= MATERIAL FOR THIS EXERCISE =

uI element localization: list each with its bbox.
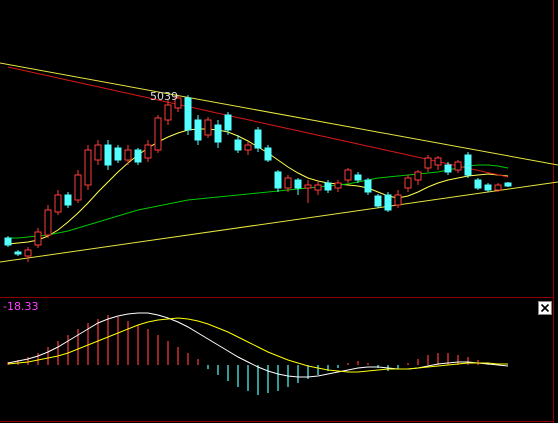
...
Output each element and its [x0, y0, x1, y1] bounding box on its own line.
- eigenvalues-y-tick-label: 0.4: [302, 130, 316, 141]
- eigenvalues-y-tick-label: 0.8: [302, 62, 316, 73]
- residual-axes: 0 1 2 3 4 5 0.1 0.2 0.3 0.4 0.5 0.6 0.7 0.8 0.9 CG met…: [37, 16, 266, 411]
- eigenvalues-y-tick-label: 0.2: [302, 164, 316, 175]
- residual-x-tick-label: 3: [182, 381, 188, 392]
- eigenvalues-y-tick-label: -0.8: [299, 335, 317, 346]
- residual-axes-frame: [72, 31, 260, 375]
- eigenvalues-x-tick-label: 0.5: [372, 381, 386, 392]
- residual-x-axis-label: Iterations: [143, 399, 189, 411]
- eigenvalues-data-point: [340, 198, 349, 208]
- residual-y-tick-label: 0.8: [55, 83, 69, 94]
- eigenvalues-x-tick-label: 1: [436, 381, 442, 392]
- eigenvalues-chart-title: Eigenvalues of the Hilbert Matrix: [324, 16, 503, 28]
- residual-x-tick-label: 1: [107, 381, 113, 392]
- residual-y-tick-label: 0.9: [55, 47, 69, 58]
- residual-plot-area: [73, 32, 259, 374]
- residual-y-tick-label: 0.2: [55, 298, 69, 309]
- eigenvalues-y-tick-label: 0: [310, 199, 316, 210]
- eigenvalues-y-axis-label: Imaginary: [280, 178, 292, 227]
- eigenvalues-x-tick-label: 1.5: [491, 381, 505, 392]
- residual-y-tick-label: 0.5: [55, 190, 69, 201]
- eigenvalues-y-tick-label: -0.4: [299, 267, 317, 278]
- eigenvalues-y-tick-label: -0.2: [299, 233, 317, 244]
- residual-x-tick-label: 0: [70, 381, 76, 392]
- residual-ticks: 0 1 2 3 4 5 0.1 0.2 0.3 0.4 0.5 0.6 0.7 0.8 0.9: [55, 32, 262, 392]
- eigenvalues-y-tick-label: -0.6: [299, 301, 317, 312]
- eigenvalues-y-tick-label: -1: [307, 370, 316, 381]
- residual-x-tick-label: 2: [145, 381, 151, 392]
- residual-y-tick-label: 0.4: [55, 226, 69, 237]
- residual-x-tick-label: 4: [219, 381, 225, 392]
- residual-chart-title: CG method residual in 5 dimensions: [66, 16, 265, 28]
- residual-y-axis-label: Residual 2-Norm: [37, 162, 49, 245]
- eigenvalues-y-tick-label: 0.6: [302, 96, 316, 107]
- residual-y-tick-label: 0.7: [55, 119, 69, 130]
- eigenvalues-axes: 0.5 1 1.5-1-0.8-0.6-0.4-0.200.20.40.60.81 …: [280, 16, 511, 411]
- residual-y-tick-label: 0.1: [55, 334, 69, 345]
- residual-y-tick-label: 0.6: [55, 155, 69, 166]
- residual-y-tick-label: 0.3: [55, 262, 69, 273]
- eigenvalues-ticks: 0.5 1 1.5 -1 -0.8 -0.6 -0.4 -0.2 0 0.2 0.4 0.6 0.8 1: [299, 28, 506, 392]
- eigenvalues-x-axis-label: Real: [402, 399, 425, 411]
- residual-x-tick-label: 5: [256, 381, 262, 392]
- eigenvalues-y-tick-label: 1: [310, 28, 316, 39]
--
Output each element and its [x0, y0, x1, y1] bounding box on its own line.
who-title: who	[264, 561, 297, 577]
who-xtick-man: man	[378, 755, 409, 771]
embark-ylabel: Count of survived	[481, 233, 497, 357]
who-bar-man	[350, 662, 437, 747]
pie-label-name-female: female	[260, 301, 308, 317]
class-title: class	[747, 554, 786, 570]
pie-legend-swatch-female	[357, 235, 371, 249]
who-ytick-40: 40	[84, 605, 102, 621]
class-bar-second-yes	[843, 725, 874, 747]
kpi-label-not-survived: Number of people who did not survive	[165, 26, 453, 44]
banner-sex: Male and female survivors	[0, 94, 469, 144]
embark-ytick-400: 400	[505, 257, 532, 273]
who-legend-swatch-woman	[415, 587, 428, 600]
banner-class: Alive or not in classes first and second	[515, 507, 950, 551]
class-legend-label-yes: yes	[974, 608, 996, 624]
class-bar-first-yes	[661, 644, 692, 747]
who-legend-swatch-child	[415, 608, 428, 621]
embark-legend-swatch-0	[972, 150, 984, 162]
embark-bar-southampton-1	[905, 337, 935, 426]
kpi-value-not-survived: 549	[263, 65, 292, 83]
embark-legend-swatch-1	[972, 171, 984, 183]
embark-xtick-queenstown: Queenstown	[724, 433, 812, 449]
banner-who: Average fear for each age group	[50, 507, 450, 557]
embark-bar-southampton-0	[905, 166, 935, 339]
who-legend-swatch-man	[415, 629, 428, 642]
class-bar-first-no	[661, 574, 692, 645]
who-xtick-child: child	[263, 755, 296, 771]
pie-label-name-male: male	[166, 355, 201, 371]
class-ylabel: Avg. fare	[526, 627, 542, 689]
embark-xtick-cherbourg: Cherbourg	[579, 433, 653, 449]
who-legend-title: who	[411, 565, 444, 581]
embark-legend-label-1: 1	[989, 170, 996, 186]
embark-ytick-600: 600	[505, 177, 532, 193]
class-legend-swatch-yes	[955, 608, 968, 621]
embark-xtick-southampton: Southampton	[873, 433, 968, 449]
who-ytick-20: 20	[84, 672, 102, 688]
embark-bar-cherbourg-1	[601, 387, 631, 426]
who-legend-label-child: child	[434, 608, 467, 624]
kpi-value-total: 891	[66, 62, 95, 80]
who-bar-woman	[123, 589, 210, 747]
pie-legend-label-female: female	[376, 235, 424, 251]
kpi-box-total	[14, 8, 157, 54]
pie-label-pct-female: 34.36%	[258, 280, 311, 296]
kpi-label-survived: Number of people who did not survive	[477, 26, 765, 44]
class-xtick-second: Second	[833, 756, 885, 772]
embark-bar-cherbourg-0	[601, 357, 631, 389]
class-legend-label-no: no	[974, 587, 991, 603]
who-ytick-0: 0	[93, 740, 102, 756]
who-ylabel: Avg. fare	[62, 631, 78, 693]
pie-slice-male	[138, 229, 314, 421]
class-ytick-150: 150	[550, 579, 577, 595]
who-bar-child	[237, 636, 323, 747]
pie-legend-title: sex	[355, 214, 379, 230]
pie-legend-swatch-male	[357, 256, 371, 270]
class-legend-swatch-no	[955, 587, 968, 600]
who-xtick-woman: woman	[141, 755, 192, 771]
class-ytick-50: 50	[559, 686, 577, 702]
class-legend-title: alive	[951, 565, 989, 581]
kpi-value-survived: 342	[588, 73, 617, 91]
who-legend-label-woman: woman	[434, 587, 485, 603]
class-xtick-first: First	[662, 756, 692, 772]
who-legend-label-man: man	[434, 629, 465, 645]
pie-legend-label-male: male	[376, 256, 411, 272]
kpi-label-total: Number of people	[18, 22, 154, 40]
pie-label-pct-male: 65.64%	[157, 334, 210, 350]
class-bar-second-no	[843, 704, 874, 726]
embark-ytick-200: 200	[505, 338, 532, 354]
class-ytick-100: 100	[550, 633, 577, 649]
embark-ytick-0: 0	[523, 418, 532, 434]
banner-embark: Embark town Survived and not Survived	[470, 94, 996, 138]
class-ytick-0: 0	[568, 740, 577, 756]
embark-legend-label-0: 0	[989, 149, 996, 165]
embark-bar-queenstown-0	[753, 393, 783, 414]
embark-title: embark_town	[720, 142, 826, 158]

= SHORT TASK =
Gather every line of the data above that contains the string "cherbourg", and list those lines.

= COMPLETE ANSWER =
embark-xtick-cherbourg: Cherbourg	[579, 433, 653, 449]
embark-bar-cherbourg-1	[601, 387, 631, 426]
embark-bar-cherbourg-0	[601, 357, 631, 389]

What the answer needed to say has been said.